__GIVEN PROBLEM__. Locate every line below that contains the word "Connected" and copy it.

__DATA IN THIS EXERCISE__.
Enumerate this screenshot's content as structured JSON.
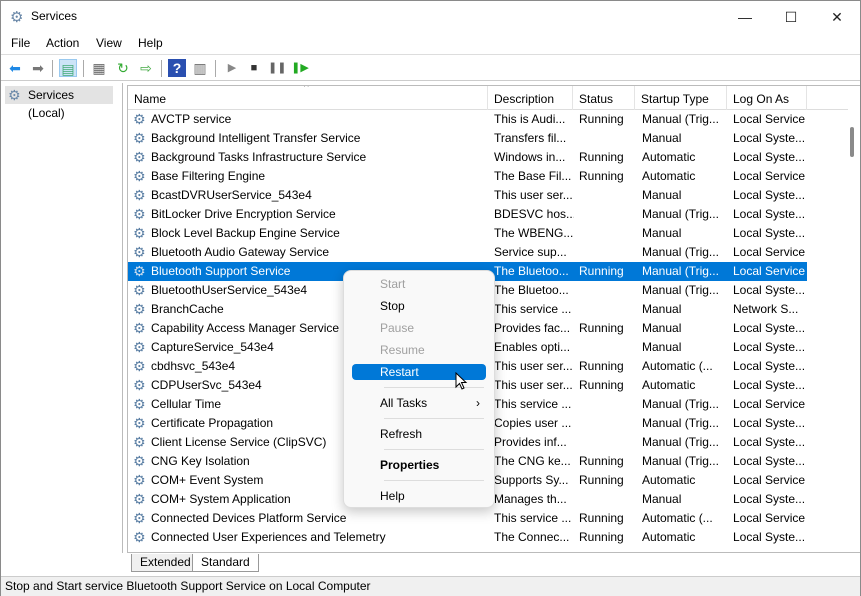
{
  "window": {
    "title": "Services",
    "minimize": "—",
    "maximize": "☐",
    "close": "✕"
  },
  "menu": [
    "File",
    "Action",
    "View",
    "Help"
  ],
  "toolbar": [
    "back-icon",
    "forward-icon",
    "show-hide-console-tree-icon",
    "properties-icon",
    "refresh-icon",
    "export-list-icon",
    "help-icon",
    "show-action-pane-icon",
    "start-service-icon",
    "stop-service-icon",
    "pause-service-icon",
    "restart-service-icon"
  ],
  "tree": {
    "label": "Services (Local)"
  },
  "columns": [
    "Name",
    "Description",
    "Status",
    "Startup Type",
    "Log On As"
  ],
  "rows": [
    [
      "AVCTP service",
      "This is Audi...",
      "Running",
      "Manual (Trig...",
      "Local Service"
    ],
    [
      "Background Intelligent Transfer Service",
      "Transfers fil...",
      "",
      "Manual",
      "Local Syste..."
    ],
    [
      "Background Tasks Infrastructure Service",
      "Windows in...",
      "Running",
      "Automatic",
      "Local Syste..."
    ],
    [
      "Base Filtering Engine",
      "The Base Fil...",
      "Running",
      "Automatic",
      "Local Service"
    ],
    [
      "BcastDVRUserService_543e4",
      "This user ser...",
      "",
      "Manual",
      "Local Syste..."
    ],
    [
      "BitLocker Drive Encryption Service",
      "BDESVC hos...",
      "",
      "Manual (Trig...",
      "Local Syste..."
    ],
    [
      "Block Level Backup Engine Service",
      "The WBENG...",
      "",
      "Manual",
      "Local Syste..."
    ],
    [
      "Bluetooth Audio Gateway Service",
      "Service sup...",
      "",
      "Manual (Trig...",
      "Local Service"
    ],
    [
      "Bluetooth Support Service",
      "The Bluetoo...",
      "Running",
      "Manual (Trig...",
      "Local Service"
    ],
    [
      "BluetoothUserService_543e4",
      "The Bluetoo...",
      "",
      "Manual (Trig...",
      "Local Syste..."
    ],
    [
      "BranchCache",
      "This service ...",
      "",
      "Manual",
      "Network S..."
    ],
    [
      "Capability Access Manager Service",
      "Provides fac...",
      "Running",
      "Manual",
      "Local Syste..."
    ],
    [
      "CaptureService_543e4",
      "Enables opti...",
      "",
      "Manual",
      "Local Syste..."
    ],
    [
      "cbdhsvc_543e4",
      "This user ser...",
      "Running",
      "Automatic (...",
      "Local Syste..."
    ],
    [
      "CDPUserSvc_543e4",
      "This user ser...",
      "Running",
      "Automatic",
      "Local Syste..."
    ],
    [
      "Cellular Time",
      "This service ...",
      "",
      "Manual (Trig...",
      "Local Service"
    ],
    [
      "Certificate Propagation",
      "Copies user ...",
      "",
      "Manual (Trig...",
      "Local Syste..."
    ],
    [
      "Client License Service (ClipSVC)",
      "Provides inf...",
      "",
      "Manual (Trig...",
      "Local Syste..."
    ],
    [
      "CNG Key Isolation",
      "The CNG ke...",
      "Running",
      "Manual (Trig...",
      "Local Syste..."
    ],
    [
      "COM+ Event System",
      "Supports Sy...",
      "Running",
      "Automatic",
      "Local Service"
    ],
    [
      "COM+ System Application",
      "Manages th...",
      "",
      "Manual",
      "Local Syste..."
    ],
    [
      "Connected Devices Platform Service",
      "This service ...",
      "Running",
      "Automatic (...",
      "Local Service"
    ],
    [
      "Connected User Experiences and Telemetry",
      "The Connec...",
      "Running",
      "Automatic",
      "Local Syste..."
    ]
  ],
  "selected_row": 8,
  "context_menu": [
    {
      "label": "Start",
      "state": "disabled"
    },
    {
      "label": "Stop",
      "state": "enabled"
    },
    {
      "label": "Pause",
      "state": "disabled"
    },
    {
      "label": "Resume",
      "state": "disabled"
    },
    {
      "label": "Restart",
      "state": "highlighted"
    },
    {
      "label": "All Tasks",
      "state": "submenu"
    },
    {
      "label": "Refresh",
      "state": "enabled"
    },
    {
      "label": "Properties",
      "state": "bold"
    },
    {
      "label": "Help",
      "state": "enabled"
    }
  ],
  "tabs": [
    "Extended",
    "Standard"
  ],
  "active_tab": "Standard",
  "status_bar": "Stop and Start service Bluetooth Support Service on Local Computer",
  "colors": {
    "selection": "#0078d7"
  }
}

__OUTPUT FOR THIS EXERCISE__.
      "Connected Devices Platform Service",
      "Connected User Experiences and Telemetry",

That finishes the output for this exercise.